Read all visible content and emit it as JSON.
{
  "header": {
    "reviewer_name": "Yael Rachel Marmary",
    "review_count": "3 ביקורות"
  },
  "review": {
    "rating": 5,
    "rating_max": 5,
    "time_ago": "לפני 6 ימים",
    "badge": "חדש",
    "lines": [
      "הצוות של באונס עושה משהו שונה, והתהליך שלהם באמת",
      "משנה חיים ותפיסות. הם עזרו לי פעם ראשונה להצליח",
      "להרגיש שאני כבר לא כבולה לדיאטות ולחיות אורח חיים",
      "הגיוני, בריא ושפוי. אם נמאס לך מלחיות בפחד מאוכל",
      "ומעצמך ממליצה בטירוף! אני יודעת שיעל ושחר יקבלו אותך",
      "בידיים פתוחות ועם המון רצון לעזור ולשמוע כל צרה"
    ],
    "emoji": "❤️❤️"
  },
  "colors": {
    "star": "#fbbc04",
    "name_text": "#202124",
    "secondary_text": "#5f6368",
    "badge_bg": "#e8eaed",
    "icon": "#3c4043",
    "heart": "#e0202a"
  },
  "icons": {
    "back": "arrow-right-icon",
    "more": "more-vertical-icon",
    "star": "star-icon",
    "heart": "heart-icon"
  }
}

◆ ◆ ◆ ◆

Task: Gather all lines where the word "חיים" appears.

Final result:
      "משנה חיים ותפיסות. הם עזרו לי פעם ראשונה להצליח",
      "להרגיש שאני כבר לא כבולה לדיאטות ולחיות אורח חיים",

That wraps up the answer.